-- START Excerpted records --

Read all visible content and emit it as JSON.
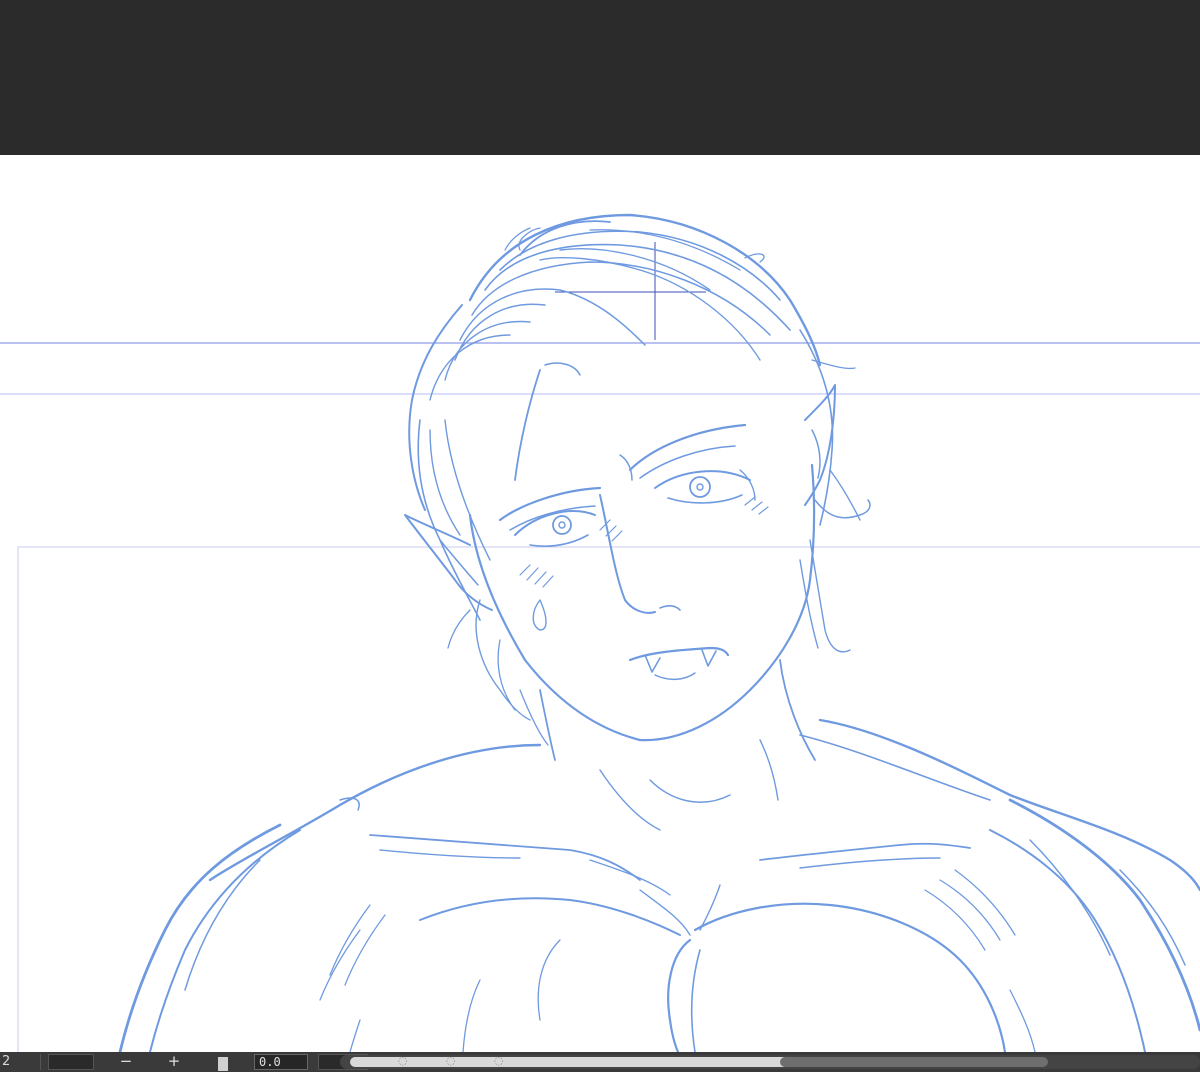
{
  "app": {
    "colors": {
      "toolbar": "#2b2b2b",
      "canvas": "#ffffff",
      "sketch_stroke": "#6f9ae0",
      "guide_line": "#a9b3f0",
      "frame_border": "#c9cdf2",
      "status_bar": "#3a3a3a"
    }
  },
  "statusbar": {
    "zoom_value": "2",
    "zoom_out_label": "−",
    "zoom_in_label": "+",
    "angle_value": "0.0",
    "icons": [
      "zoom-out-icon",
      "zoom-in-icon",
      "rotate-left-icon",
      "rotate-reset-icon",
      "rotate-right-icon"
    ]
  }
}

-- END Excerpted records --

Take every line from the data above that holds "rotate" and copy it out.

> _Finished answer_
      "rotate-left-icon",
      "rotate-reset-icon",
      "rotate-right-icon"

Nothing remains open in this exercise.